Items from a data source

· · ·

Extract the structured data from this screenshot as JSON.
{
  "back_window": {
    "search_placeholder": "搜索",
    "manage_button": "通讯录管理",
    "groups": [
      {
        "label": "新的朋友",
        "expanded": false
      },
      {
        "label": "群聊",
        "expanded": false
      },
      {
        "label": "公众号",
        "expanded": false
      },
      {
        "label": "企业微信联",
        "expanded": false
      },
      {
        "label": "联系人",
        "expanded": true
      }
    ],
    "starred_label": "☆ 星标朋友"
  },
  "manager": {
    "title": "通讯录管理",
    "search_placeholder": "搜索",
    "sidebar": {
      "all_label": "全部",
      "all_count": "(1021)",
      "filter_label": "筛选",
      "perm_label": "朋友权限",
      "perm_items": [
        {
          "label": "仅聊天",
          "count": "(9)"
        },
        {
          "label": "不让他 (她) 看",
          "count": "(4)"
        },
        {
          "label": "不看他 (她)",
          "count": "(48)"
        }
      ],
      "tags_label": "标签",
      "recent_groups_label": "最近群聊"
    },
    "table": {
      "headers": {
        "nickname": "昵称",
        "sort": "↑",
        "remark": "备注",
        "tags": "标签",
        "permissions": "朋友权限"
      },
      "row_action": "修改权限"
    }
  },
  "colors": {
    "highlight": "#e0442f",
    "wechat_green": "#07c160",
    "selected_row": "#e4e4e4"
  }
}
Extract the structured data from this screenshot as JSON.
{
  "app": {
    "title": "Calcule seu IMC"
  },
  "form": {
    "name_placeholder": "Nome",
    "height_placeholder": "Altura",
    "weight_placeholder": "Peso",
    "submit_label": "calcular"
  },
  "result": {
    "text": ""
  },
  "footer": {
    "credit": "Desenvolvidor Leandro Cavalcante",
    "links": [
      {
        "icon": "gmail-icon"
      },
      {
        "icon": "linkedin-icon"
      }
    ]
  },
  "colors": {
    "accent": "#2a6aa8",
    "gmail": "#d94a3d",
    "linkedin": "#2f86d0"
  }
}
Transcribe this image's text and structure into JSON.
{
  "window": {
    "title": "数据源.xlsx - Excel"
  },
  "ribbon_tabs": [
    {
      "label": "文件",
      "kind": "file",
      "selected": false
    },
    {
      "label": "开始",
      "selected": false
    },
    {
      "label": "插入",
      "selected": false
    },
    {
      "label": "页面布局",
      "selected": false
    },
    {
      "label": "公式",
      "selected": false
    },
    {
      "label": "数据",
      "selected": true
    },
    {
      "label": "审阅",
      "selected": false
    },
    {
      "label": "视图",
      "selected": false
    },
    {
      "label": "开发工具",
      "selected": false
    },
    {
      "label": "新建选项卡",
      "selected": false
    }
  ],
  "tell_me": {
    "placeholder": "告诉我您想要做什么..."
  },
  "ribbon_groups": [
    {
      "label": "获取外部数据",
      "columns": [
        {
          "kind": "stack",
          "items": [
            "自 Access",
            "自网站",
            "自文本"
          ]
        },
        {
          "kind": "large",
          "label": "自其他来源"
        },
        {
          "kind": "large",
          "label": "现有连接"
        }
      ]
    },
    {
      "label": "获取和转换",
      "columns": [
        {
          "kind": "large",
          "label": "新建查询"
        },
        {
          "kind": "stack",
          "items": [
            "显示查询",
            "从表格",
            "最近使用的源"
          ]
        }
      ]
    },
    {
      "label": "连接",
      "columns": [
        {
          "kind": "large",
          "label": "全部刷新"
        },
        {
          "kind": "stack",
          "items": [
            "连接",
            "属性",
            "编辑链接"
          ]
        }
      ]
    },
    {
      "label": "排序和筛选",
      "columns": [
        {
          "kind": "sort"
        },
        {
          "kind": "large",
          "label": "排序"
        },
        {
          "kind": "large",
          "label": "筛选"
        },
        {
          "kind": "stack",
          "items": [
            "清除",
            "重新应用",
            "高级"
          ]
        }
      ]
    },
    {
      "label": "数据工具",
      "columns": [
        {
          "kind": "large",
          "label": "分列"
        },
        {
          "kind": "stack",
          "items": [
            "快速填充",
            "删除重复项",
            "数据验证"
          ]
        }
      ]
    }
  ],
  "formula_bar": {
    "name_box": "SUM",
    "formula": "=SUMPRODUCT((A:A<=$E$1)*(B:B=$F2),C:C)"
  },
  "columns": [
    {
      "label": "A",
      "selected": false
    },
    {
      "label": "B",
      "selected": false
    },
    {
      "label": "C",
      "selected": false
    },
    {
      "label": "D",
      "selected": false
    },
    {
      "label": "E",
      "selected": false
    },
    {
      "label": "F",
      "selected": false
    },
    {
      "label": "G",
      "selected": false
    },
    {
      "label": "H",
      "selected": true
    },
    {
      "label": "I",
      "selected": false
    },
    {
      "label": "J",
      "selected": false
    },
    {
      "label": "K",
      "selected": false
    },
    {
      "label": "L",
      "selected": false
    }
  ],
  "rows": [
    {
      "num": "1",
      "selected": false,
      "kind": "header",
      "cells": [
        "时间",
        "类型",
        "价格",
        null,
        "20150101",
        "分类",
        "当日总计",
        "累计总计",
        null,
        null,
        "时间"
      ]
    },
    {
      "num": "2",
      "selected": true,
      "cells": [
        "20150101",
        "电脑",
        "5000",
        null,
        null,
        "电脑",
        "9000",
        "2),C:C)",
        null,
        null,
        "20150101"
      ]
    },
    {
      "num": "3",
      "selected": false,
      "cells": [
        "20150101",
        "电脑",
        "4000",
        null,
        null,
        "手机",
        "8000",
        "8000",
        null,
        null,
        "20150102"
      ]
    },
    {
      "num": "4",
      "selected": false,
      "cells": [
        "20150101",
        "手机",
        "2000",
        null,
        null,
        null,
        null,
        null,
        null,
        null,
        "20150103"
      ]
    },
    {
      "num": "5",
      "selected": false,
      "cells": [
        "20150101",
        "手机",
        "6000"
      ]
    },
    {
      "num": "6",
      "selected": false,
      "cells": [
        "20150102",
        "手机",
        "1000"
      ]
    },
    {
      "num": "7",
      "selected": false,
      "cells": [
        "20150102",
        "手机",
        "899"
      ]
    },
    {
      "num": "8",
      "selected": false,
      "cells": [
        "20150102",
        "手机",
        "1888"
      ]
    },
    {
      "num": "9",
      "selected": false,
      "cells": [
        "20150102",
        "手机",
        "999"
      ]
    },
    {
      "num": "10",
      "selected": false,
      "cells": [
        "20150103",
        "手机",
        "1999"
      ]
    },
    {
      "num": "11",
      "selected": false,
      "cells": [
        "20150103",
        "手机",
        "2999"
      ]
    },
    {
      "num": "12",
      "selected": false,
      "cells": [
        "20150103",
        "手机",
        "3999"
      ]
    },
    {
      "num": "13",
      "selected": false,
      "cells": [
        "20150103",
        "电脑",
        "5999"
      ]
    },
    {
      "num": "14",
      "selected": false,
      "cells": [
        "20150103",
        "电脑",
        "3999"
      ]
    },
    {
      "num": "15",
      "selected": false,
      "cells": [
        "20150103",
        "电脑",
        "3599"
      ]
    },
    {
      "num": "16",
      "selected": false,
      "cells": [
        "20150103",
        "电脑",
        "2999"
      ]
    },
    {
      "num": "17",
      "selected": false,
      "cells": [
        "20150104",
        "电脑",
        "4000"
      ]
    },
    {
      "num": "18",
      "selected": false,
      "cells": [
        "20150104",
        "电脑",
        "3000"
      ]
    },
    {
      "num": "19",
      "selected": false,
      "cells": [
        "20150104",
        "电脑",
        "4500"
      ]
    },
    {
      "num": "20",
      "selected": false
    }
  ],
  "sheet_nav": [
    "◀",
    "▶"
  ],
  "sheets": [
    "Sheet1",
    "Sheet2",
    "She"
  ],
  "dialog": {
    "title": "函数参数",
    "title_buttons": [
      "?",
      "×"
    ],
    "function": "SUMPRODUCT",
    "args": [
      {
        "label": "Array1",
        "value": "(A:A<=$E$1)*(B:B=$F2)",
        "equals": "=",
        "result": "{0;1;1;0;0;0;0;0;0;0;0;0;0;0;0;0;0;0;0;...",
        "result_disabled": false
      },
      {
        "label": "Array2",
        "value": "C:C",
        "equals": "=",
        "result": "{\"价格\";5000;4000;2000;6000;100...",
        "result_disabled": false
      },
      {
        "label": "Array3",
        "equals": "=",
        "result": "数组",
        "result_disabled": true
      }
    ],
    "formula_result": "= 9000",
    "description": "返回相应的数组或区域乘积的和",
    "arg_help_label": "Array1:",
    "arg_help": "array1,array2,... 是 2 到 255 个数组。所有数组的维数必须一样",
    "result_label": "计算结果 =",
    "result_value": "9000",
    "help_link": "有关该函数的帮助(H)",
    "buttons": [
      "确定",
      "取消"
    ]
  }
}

· · ·

WHAT YOU HAVE TO DO: Copy out each line of the listing that holds "true".

SOLUTION TO THE EXERCISE:
        "expanded": true
      "selected": true
      "selected": true
      "selected": true,
        "result_disabled": true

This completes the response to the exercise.